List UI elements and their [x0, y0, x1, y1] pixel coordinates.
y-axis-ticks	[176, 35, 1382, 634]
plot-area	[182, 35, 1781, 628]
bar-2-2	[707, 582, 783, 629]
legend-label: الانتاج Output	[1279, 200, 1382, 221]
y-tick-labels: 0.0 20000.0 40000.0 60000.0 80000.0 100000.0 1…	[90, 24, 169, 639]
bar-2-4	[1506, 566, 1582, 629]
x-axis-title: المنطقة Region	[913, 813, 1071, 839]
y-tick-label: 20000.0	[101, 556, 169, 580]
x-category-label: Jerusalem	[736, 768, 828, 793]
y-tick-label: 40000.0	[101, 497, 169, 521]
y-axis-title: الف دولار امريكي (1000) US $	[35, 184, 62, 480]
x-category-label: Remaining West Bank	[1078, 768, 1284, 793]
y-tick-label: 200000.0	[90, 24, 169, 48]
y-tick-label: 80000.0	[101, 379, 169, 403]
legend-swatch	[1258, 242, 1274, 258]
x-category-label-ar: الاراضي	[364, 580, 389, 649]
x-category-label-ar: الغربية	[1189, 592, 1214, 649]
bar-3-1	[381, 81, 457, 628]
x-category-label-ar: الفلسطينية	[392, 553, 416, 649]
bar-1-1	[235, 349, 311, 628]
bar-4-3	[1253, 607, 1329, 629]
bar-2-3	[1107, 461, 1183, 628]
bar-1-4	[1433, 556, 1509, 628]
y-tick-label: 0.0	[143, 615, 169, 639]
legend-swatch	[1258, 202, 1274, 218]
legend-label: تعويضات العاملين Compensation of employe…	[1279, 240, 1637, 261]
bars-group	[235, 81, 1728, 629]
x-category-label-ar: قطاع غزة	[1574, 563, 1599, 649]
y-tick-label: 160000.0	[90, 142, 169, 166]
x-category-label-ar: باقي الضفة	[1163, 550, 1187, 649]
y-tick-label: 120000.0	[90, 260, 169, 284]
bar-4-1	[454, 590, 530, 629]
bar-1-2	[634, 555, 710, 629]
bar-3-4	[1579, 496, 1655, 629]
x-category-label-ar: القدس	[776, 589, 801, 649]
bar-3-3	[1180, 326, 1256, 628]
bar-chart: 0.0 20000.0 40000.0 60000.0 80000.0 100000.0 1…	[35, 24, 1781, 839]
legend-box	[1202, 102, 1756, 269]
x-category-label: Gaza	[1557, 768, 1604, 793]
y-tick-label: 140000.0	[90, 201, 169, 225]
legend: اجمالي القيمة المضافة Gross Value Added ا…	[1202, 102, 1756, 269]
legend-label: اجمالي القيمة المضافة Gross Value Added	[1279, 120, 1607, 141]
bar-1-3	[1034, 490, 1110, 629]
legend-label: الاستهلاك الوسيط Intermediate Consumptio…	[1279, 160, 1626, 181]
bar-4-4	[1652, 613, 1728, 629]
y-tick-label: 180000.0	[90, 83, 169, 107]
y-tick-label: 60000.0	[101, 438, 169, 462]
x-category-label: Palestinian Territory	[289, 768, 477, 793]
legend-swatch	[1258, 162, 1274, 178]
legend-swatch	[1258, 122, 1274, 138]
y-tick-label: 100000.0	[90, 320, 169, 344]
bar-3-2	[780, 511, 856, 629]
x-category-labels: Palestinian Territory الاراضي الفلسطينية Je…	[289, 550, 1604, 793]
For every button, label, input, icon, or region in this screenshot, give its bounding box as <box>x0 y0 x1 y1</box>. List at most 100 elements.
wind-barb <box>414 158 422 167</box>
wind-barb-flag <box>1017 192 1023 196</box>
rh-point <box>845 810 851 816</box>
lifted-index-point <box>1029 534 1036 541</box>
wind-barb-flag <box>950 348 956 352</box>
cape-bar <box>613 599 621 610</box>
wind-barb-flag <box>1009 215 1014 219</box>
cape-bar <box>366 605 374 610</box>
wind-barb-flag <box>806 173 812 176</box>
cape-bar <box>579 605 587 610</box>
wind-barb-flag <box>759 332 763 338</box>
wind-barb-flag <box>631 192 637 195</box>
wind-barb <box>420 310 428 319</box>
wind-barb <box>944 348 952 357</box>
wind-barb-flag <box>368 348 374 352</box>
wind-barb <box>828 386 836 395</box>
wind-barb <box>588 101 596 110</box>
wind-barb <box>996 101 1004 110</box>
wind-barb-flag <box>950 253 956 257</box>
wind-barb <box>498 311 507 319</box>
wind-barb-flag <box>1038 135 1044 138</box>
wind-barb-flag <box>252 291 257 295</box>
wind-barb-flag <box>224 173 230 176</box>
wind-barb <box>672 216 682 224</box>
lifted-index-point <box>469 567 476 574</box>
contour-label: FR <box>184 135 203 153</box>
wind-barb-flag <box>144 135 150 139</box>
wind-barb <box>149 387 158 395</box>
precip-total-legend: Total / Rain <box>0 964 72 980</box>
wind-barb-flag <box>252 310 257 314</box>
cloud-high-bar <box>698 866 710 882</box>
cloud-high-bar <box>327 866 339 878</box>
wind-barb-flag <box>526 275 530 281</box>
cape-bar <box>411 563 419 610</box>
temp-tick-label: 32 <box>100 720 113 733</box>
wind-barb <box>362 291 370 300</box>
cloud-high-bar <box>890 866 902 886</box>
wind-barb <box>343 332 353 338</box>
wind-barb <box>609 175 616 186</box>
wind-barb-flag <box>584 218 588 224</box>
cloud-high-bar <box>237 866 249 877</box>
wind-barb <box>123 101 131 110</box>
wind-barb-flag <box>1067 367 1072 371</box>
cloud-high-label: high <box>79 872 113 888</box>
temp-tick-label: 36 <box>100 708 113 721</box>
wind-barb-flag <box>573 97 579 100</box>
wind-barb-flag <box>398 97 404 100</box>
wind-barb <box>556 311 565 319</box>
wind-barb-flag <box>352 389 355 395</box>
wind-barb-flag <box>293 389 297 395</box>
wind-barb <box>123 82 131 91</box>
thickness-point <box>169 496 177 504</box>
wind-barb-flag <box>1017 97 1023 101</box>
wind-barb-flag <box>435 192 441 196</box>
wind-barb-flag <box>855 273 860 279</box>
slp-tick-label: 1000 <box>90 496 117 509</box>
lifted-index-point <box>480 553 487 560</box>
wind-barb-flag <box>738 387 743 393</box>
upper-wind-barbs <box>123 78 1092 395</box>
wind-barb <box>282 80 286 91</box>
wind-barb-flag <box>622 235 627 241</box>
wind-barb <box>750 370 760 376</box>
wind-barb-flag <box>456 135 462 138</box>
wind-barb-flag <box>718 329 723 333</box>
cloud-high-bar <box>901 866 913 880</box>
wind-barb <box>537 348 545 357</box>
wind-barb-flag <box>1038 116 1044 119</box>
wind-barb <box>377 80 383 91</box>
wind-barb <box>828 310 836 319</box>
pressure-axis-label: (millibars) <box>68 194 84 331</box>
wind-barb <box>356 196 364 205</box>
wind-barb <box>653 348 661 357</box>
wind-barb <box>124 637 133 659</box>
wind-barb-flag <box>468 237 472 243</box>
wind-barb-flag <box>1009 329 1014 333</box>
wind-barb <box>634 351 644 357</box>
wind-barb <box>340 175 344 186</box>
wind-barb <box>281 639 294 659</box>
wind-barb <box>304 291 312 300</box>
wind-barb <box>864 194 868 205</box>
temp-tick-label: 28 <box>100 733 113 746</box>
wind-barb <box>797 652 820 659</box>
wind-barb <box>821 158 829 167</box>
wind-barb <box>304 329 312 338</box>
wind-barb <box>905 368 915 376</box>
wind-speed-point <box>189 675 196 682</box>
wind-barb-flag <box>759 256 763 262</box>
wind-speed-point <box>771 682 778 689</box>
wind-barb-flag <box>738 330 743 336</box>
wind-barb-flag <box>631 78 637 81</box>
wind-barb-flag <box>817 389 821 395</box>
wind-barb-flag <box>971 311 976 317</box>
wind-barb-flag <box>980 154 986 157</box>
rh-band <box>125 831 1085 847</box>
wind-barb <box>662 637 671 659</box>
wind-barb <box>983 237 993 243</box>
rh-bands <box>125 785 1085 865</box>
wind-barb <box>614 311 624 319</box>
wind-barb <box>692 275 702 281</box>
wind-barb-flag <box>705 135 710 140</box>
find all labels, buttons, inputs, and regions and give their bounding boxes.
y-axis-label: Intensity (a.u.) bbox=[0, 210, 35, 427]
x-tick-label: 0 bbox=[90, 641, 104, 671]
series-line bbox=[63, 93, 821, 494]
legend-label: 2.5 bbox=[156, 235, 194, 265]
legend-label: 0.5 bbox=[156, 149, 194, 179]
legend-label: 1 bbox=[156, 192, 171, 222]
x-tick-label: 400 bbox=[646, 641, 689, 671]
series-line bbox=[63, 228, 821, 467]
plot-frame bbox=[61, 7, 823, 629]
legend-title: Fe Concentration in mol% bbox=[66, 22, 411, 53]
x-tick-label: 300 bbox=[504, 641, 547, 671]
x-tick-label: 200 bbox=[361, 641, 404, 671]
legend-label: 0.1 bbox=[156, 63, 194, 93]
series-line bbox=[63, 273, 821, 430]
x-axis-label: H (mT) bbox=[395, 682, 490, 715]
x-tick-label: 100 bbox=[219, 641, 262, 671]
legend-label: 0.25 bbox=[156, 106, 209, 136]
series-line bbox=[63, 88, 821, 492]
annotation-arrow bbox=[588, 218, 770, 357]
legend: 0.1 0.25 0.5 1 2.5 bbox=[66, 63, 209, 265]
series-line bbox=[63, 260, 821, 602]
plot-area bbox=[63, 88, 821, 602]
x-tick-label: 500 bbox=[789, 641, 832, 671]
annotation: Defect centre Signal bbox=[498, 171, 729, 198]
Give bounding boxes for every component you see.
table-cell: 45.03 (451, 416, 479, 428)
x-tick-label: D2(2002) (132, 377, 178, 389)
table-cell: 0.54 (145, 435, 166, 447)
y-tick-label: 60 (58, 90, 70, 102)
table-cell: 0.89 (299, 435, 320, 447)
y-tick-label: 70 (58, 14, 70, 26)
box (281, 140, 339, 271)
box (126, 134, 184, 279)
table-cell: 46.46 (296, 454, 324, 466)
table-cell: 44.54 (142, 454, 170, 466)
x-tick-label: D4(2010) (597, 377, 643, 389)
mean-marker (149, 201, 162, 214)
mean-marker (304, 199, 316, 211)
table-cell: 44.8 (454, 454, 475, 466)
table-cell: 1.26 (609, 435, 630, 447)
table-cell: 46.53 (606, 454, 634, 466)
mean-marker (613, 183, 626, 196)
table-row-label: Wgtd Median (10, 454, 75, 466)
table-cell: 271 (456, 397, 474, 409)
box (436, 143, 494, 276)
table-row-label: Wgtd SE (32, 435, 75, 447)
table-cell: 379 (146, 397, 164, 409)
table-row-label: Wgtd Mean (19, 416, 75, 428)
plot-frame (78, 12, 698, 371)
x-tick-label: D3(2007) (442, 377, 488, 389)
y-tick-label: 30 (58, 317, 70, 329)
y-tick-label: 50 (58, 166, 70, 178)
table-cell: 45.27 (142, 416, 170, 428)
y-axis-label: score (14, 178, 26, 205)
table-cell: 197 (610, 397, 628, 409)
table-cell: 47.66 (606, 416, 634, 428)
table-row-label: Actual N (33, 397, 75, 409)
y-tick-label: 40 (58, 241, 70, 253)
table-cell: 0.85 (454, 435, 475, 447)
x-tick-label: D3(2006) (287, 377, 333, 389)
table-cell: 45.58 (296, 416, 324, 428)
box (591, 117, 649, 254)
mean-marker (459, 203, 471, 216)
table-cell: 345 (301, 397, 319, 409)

_ _ _ _ _ _ _

> YOUR TASK: Reproduce without alteration every line from the beginning of the rows through the line containing "589, 801, 649]", including both of those lines.

> ANSWER BELOW:
List UI elements and their [x0, y0, x1, y1] pixel coordinates.
y-axis-ticks	[176, 35, 1382, 634]
plot-area	[182, 35, 1781, 628]
bar-2-2	[707, 582, 783, 629]
legend-label: الانتاج Output	[1279, 200, 1382, 221]
y-tick-labels: 0.0 20000.0 40000.0 60000.0 80000.0 100000.0 1…	[90, 24, 169, 639]
bar-2-4	[1506, 566, 1582, 629]
x-axis-title: المنطقة Region	[913, 813, 1071, 839]
y-tick-label: 20000.0	[101, 556, 169, 580]
x-category-label: Jerusalem	[736, 768, 828, 793]
y-tick-label: 40000.0	[101, 497, 169, 521]
y-axis-title: الف دولار امريكي (1000) US $	[35, 184, 62, 480]
x-category-label: Remaining West Bank	[1078, 768, 1284, 793]
y-tick-label: 200000.0	[90, 24, 169, 48]
y-tick-label: 80000.0	[101, 379, 169, 403]
legend-swatch	[1258, 242, 1274, 258]
x-category-label-ar: الاراضي	[364, 580, 389, 649]
x-category-label-ar: الغربية	[1189, 592, 1214, 649]
bar-3-1	[381, 81, 457, 628]
x-category-label-ar: الفلسطينية	[392, 553, 416, 649]
bar-1-1	[235, 349, 311, 628]
bar-4-3	[1253, 607, 1329, 629]
bar-2-3	[1107, 461, 1183, 628]
bar-1-4	[1433, 556, 1509, 628]
y-tick-label: 0.0	[143, 615, 169, 639]
legend-swatch	[1258, 202, 1274, 218]
legend-label: تعويضات العاملين Compensation of employe…	[1279, 240, 1637, 261]
bars-group	[235, 81, 1728, 629]
x-category-label-ar: قطاع غزة	[1574, 563, 1599, 649]
y-tick-label: 160000.0	[90, 142, 169, 166]
x-category-label-ar: باقي الضفة	[1163, 550, 1187, 649]
y-tick-label: 120000.0	[90, 260, 169, 284]
bar-4-1	[454, 590, 530, 629]
bar-1-2	[634, 555, 710, 629]
bar-3-4	[1579, 496, 1655, 629]
x-category-label-ar: القدس	[776, 589, 801, 649]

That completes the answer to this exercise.